Among the following entries, count the lines that contain "upper" and report only the result.

·····

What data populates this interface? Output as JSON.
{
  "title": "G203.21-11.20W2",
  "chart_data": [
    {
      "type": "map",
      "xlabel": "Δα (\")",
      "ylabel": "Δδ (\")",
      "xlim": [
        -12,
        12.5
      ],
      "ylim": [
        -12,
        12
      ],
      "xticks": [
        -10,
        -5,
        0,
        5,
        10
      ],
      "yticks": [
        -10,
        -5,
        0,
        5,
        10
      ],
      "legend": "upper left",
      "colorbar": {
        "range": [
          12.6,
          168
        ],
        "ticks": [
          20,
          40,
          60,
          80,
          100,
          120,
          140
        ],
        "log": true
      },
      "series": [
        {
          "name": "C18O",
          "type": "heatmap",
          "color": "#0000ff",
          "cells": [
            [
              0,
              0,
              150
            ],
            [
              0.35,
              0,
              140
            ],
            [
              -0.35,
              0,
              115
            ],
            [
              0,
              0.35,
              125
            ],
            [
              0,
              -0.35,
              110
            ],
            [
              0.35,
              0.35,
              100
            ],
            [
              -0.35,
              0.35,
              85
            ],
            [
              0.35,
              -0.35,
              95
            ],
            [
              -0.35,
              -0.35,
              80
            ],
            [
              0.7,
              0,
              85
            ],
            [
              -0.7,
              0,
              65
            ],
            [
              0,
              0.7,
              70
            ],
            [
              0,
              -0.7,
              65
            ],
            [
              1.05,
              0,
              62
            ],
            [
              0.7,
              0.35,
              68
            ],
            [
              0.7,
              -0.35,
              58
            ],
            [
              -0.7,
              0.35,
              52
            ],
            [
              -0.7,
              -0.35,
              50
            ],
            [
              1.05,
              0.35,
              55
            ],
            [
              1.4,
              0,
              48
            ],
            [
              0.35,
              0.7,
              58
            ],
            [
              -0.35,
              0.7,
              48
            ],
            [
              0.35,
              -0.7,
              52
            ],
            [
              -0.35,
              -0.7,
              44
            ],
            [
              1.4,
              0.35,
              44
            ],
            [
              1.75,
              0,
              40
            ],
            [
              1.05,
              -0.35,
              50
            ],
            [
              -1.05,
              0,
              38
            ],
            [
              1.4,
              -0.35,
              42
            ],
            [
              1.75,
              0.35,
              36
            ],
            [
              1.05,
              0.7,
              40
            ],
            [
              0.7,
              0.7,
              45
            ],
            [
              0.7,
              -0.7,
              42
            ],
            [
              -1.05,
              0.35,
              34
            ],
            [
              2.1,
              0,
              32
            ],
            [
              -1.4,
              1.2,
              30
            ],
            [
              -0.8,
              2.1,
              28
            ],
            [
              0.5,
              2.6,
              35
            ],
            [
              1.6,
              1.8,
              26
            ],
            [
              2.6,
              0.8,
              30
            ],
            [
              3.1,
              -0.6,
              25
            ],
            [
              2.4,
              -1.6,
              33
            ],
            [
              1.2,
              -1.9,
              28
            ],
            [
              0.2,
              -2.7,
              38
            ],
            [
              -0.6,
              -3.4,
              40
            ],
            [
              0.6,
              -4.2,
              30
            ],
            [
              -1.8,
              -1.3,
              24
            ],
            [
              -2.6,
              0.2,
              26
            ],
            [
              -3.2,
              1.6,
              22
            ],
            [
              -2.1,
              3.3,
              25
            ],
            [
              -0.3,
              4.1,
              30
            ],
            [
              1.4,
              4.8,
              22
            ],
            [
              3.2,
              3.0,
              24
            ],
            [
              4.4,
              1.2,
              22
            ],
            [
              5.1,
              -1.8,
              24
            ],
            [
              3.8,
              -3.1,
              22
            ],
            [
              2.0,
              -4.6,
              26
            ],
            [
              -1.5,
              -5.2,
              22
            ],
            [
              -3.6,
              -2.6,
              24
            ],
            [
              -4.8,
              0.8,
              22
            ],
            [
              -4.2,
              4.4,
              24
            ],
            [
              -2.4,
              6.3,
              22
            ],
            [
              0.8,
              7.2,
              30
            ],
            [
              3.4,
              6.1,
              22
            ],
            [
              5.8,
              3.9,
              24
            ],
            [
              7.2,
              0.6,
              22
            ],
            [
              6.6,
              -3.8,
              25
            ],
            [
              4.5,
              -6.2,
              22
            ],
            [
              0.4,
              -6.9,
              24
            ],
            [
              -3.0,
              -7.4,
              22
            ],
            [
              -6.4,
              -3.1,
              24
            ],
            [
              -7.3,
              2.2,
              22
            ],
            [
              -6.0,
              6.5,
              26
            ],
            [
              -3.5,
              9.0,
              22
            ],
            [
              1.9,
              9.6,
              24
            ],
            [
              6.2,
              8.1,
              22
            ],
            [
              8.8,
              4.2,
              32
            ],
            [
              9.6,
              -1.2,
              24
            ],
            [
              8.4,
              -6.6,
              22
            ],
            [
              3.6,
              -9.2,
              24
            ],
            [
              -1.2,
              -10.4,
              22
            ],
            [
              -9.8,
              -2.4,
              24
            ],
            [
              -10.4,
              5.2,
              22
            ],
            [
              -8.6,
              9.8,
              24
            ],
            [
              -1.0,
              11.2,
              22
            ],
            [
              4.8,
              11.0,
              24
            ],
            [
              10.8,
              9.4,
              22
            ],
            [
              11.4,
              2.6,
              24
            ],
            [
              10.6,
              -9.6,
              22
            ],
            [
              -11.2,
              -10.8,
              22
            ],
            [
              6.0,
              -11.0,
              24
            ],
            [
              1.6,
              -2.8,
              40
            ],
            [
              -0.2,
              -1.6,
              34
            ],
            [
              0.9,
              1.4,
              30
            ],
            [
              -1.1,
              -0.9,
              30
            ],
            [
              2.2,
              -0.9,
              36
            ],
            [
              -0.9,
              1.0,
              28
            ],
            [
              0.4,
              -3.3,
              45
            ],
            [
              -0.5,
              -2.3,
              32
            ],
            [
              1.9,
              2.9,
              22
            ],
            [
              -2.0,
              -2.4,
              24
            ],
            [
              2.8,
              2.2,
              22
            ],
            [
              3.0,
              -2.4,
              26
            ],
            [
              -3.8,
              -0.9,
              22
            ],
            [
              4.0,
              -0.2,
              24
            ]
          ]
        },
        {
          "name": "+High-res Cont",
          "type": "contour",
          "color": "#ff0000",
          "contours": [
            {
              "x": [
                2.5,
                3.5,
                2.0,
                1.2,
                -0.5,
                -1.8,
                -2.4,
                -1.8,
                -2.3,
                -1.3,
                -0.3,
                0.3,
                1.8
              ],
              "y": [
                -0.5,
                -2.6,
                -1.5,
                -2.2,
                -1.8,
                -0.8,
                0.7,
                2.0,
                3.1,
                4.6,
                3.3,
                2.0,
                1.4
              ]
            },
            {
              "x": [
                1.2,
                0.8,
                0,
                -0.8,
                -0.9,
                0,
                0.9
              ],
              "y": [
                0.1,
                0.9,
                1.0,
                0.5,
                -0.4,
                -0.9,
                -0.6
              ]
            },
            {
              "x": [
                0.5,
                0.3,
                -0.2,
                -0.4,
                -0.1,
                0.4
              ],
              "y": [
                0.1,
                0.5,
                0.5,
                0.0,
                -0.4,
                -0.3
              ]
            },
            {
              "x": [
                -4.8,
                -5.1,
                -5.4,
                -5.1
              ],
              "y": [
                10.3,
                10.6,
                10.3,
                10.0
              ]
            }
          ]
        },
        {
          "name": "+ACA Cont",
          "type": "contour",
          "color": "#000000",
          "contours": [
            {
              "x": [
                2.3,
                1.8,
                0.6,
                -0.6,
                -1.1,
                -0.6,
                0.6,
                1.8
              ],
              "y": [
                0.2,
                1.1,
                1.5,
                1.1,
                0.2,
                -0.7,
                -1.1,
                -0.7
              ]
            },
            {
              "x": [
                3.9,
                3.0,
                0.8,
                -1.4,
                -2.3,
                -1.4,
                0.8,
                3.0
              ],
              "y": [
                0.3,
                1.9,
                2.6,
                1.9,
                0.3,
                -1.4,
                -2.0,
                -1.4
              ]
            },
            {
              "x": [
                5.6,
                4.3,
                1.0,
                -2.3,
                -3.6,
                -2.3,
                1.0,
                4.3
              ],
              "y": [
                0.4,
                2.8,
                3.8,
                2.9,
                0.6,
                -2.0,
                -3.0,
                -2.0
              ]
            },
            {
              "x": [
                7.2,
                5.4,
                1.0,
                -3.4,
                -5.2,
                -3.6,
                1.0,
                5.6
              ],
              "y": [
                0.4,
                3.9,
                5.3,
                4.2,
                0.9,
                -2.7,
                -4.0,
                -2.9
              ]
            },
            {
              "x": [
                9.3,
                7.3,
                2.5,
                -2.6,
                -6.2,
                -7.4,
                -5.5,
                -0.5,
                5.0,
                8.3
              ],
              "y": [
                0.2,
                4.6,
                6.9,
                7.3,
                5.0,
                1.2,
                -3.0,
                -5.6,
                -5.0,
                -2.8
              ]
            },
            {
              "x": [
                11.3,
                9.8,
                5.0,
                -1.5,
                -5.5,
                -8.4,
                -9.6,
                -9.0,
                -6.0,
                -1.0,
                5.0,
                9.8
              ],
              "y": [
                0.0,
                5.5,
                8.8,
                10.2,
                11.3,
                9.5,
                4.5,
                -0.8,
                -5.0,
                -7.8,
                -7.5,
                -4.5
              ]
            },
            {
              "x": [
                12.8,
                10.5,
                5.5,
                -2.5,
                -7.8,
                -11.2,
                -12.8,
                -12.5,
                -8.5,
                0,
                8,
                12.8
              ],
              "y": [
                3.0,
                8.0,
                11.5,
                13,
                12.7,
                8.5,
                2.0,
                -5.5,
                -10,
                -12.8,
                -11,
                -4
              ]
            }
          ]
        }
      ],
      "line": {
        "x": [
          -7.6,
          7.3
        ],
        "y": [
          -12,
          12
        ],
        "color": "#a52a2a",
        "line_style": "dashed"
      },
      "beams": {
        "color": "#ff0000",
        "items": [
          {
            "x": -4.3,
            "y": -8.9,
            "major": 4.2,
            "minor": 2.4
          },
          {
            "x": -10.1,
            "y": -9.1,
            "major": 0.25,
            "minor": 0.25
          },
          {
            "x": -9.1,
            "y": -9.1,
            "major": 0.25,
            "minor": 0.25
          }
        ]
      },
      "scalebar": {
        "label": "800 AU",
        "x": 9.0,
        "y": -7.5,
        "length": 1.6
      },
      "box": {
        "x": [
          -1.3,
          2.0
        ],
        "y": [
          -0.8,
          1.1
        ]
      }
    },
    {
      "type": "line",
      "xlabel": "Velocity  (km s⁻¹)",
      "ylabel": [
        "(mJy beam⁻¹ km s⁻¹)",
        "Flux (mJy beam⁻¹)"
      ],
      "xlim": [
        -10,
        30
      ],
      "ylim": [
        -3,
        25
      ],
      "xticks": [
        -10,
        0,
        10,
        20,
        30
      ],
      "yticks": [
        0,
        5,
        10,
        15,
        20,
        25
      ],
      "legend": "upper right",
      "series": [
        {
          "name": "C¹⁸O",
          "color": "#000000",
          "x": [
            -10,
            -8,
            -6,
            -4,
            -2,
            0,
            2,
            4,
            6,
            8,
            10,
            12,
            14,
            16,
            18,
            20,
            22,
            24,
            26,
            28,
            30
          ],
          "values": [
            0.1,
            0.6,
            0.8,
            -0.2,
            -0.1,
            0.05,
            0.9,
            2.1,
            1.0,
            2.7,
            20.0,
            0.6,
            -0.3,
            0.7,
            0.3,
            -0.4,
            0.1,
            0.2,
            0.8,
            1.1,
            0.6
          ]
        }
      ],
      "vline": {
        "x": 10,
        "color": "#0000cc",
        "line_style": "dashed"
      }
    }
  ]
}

·····

> **Response to this exercise**
2